● **GOAL**
Copy each line of the data below exactly, leaving out pictures.

-- start of RECORDS SUPPLIED --

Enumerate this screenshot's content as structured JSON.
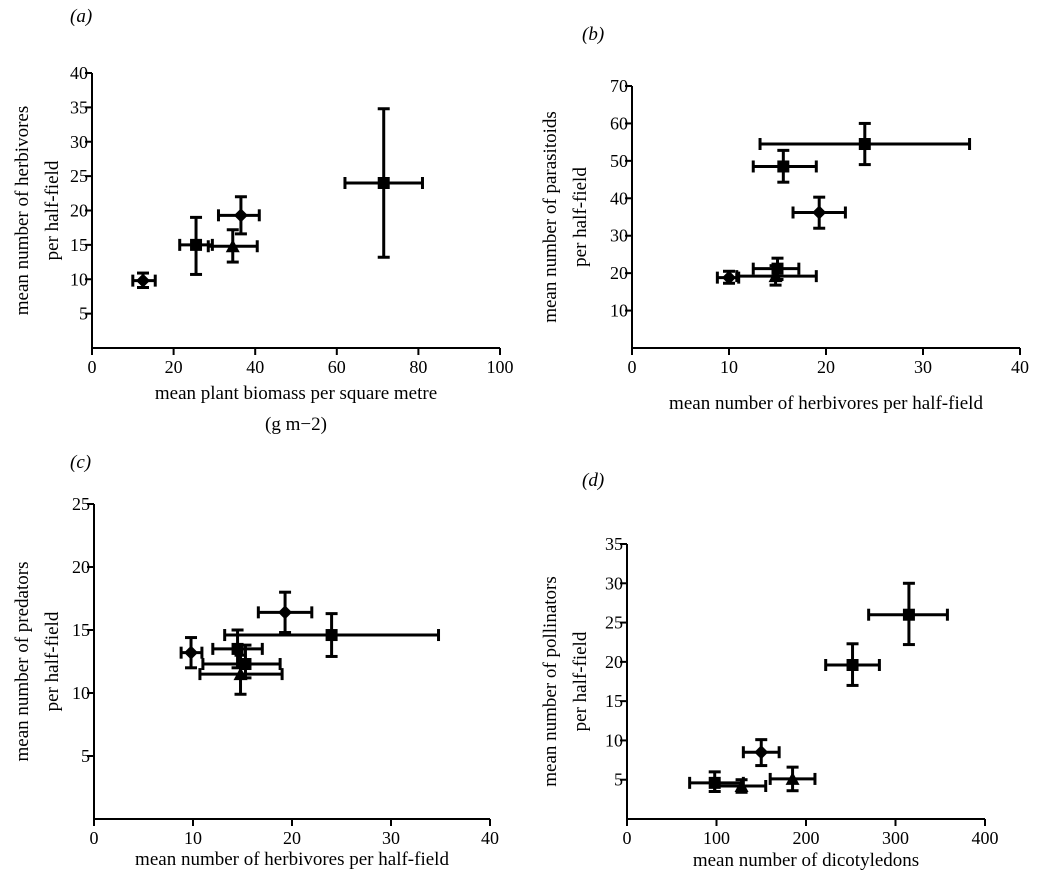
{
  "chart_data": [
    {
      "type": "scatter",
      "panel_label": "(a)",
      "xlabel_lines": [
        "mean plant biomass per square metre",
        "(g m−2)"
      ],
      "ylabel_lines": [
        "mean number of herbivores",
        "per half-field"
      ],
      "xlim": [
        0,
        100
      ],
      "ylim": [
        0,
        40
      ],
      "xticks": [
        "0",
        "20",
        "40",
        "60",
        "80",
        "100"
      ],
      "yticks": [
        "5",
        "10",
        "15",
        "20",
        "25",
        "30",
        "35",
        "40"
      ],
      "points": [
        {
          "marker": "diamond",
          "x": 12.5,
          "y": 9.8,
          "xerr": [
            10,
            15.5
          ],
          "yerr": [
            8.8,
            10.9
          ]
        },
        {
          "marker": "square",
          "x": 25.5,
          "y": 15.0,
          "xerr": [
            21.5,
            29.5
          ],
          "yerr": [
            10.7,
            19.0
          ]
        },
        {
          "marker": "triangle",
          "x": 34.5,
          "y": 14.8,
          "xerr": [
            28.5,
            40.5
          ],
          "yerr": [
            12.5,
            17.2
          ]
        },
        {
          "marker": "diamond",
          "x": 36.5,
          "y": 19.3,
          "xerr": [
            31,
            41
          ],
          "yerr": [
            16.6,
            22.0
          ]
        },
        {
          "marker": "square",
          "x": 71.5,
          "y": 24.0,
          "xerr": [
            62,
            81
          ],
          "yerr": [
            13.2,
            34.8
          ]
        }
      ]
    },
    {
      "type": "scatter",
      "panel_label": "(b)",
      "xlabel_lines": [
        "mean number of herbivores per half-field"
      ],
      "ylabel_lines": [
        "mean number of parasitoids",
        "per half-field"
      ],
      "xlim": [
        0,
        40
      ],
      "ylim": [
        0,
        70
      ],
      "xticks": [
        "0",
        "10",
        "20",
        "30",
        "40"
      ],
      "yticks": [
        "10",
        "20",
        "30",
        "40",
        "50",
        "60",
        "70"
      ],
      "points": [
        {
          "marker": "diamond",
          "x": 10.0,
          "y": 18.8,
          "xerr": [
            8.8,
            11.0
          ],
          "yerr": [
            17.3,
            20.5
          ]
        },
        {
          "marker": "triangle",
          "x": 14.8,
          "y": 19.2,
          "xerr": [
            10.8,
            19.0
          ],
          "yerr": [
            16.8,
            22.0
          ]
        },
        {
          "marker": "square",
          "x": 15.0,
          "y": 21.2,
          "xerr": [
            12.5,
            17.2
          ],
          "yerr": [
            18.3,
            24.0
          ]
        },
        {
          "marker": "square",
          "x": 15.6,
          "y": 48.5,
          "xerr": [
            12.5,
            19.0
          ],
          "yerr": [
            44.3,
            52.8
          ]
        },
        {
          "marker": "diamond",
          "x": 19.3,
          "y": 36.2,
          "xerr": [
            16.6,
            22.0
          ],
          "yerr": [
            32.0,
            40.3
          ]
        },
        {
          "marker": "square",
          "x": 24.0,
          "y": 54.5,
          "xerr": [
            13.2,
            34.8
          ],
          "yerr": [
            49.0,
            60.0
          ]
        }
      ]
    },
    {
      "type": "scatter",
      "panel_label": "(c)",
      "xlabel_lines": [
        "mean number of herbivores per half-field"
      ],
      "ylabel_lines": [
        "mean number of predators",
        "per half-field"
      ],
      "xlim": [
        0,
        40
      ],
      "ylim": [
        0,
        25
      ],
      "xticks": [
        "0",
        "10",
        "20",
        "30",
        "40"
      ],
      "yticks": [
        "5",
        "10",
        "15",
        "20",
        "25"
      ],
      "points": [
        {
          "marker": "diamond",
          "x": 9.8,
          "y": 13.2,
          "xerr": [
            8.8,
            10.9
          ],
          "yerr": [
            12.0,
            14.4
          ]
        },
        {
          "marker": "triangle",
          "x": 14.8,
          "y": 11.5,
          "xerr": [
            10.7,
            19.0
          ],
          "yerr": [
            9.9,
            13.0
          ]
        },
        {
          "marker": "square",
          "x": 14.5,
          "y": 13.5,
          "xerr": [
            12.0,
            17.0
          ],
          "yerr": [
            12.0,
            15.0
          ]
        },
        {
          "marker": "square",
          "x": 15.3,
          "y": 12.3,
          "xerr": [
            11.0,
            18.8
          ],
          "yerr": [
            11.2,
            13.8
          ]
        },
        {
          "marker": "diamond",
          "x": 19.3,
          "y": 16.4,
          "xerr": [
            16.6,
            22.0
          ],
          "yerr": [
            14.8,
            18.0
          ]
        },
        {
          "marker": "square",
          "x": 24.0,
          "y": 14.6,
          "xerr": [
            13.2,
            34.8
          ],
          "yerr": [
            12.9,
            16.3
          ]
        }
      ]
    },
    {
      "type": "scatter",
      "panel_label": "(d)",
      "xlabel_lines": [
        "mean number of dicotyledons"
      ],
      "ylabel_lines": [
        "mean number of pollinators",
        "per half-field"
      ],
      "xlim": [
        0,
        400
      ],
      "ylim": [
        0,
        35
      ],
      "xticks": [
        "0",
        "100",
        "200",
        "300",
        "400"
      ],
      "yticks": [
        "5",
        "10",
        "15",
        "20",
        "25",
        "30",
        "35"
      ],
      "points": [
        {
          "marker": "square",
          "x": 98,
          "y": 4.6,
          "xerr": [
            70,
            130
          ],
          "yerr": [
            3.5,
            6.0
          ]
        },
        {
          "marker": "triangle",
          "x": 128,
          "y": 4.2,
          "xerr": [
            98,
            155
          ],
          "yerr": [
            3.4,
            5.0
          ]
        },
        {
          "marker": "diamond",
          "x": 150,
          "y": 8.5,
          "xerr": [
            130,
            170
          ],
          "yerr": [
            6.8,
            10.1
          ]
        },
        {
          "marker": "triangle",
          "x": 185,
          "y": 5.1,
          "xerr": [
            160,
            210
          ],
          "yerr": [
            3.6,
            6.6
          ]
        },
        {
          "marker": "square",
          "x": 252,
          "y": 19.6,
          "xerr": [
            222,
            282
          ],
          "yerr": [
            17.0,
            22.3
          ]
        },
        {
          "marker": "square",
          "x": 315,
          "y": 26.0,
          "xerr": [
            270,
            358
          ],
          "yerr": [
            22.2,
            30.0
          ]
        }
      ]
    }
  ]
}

-- end of RECORDS SUPPLIED --

● **OUTPUT**
Enumerate this screenshot's content as structured JSON.
{
  "chart_data": [
    {
      "type": "scatter",
      "panel_label": "(a)",
      "xlabel_lines": [
        "mean plant biomass per square metre",
        "(g m−2)"
      ],
      "ylabel_lines": [
        "mean number of herbivores",
        "per half-field"
      ],
      "xlim": [
        0,
        100
      ],
      "ylim": [
        0,
        40
      ],
      "xticks": [
        "0",
        "20",
        "40",
        "60",
        "80",
        "100"
      ],
      "yticks": [
        "5",
        "10",
        "15",
        "20",
        "25",
        "30",
        "35",
        "40"
      ],
      "points": [
        {
          "marker": "diamond",
          "x": 12.5,
          "y": 9.8,
          "xerr": [
            10,
            15.5
          ],
          "yerr": [
            8.8,
            10.9
          ]
        },
        {
          "marker": "square",
          "x": 25.5,
          "y": 15.0,
          "xerr": [
            21.5,
            29.5
          ],
          "yerr": [
            10.7,
            19.0
          ]
        },
        {
          "marker": "triangle",
          "x": 34.5,
          "y": 14.8,
          "xerr": [
            28.5,
            40.5
          ],
          "yerr": [
            12.5,
            17.2
          ]
        },
        {
          "marker": "diamond",
          "x": 36.5,
          "y": 19.3,
          "xerr": [
            31,
            41
          ],
          "yerr": [
            16.6,
            22.0
          ]
        },
        {
          "marker": "square",
          "x": 71.5,
          "y": 24.0,
          "xerr": [
            62,
            81
          ],
          "yerr": [
            13.2,
            34.8
          ]
        }
      ]
    },
    {
      "type": "scatter",
      "panel_label": "(b)",
      "xlabel_lines": [
        "mean number of herbivores per half-field"
      ],
      "ylabel_lines": [
        "mean number of parasitoids",
        "per half-field"
      ],
      "xlim": [
        0,
        40
      ],
      "ylim": [
        0,
        70
      ],
      "xticks": [
        "0",
        "10",
        "20",
        "30",
        "40"
      ],
      "yticks": [
        "10",
        "20",
        "30",
        "40",
        "50",
        "60",
        "70"
      ],
      "points": [
        {
          "marker": "diamond",
          "x": 10.0,
          "y": 18.8,
          "xerr": [
            8.8,
            11.0
          ],
          "yerr": [
            17.3,
            20.5
          ]
        },
        {
          "marker": "triangle",
          "x": 14.8,
          "y": 19.2,
          "xerr": [
            10.8,
            19.0
          ],
          "yerr": [
            16.8,
            22.0
          ]
        },
        {
          "marker": "square",
          "x": 15.0,
          "y": 21.2,
          "xerr": [
            12.5,
            17.2
          ],
          "yerr": [
            18.3,
            24.0
          ]
        },
        {
          "marker": "square",
          "x": 15.6,
          "y": 48.5,
          "xerr": [
            12.5,
            19.0
          ],
          "yerr": [
            44.3,
            52.8
          ]
        },
        {
          "marker": "diamond",
          "x": 19.3,
          "y": 36.2,
          "xerr": [
            16.6,
            22.0
          ],
          "yerr": [
            32.0,
            40.3
          ]
        },
        {
          "marker": "square",
          "x": 24.0,
          "y": 54.5,
          "xerr": [
            13.2,
            34.8
          ],
          "yerr": [
            49.0,
            60.0
          ]
        }
      ]
    },
    {
      "type": "scatter",
      "panel_label": "(c)",
      "xlabel_lines": [
        "mean number of herbivores per half-field"
      ],
      "ylabel_lines": [
        "mean number of predators",
        "per half-field"
      ],
      "xlim": [
        0,
        40
      ],
      "ylim": [
        0,
        25
      ],
      "xticks": [
        "0",
        "10",
        "20",
        "30",
        "40"
      ],
      "yticks": [
        "5",
        "10",
        "15",
        "20",
        "25"
      ],
      "points": [
        {
          "marker": "diamond",
          "x": 9.8,
          "y": 13.2,
          "xerr": [
            8.8,
            10.9
          ],
          "yerr": [
            12.0,
            14.4
          ]
        },
        {
          "marker": "triangle",
          "x": 14.8,
          "y": 11.5,
          "xerr": [
            10.7,
            19.0
          ],
          "yerr": [
            9.9,
            13.0
          ]
        },
        {
          "marker": "square",
          "x": 14.5,
          "y": 13.5,
          "xerr": [
            12.0,
            17.0
          ],
          "yerr": [
            12.0,
            15.0
          ]
        },
        {
          "marker": "square",
          "x": 15.3,
          "y": 12.3,
          "xerr": [
            11.0,
            18.8
          ],
          "yerr": [
            11.2,
            13.8
          ]
        },
        {
          "marker": "diamond",
          "x": 19.3,
          "y": 16.4,
          "xerr": [
            16.6,
            22.0
          ],
          "yerr": [
            14.8,
            18.0
          ]
        },
        {
          "marker": "square",
          "x": 24.0,
          "y": 14.6,
          "xerr": [
            13.2,
            34.8
          ],
          "yerr": [
            12.9,
            16.3
          ]
        }
      ]
    },
    {
      "type": "scatter",
      "panel_label": "(d)",
      "xlabel_lines": [
        "mean number of dicotyledons"
      ],
      "ylabel_lines": [
        "mean number of pollinators",
        "per half-field"
      ],
      "xlim": [
        0,
        400
      ],
      "ylim": [
        0,
        35
      ],
      "xticks": [
        "0",
        "100",
        "200",
        "300",
        "400"
      ],
      "yticks": [
        "5",
        "10",
        "15",
        "20",
        "25",
        "30",
        "35"
      ],
      "points": [
        {
          "marker": "square",
          "x": 98,
          "y": 4.6,
          "xerr": [
            70,
            130
          ],
          "yerr": [
            3.5,
            6.0
          ]
        },
        {
          "marker": "triangle",
          "x": 128,
          "y": 4.2,
          "xerr": [
            98,
            155
          ],
          "yerr": [
            3.4,
            5.0
          ]
        },
        {
          "marker": "diamond",
          "x": 150,
          "y": 8.5,
          "xerr": [
            130,
            170
          ],
          "yerr": [
            6.8,
            10.1
          ]
        },
        {
          "marker": "triangle",
          "x": 185,
          "y": 5.1,
          "xerr": [
            160,
            210
          ],
          "yerr": [
            3.6,
            6.6
          ]
        },
        {
          "marker": "square",
          "x": 252,
          "y": 19.6,
          "xerr": [
            222,
            282
          ],
          "yerr": [
            17.0,
            22.3
          ]
        },
        {
          "marker": "square",
          "x": 315,
          "y": 26.0,
          "xerr": [
            270,
            358
          ],
          "yerr": [
            22.2,
            30.0
          ]
        }
      ]
    }
  ]
}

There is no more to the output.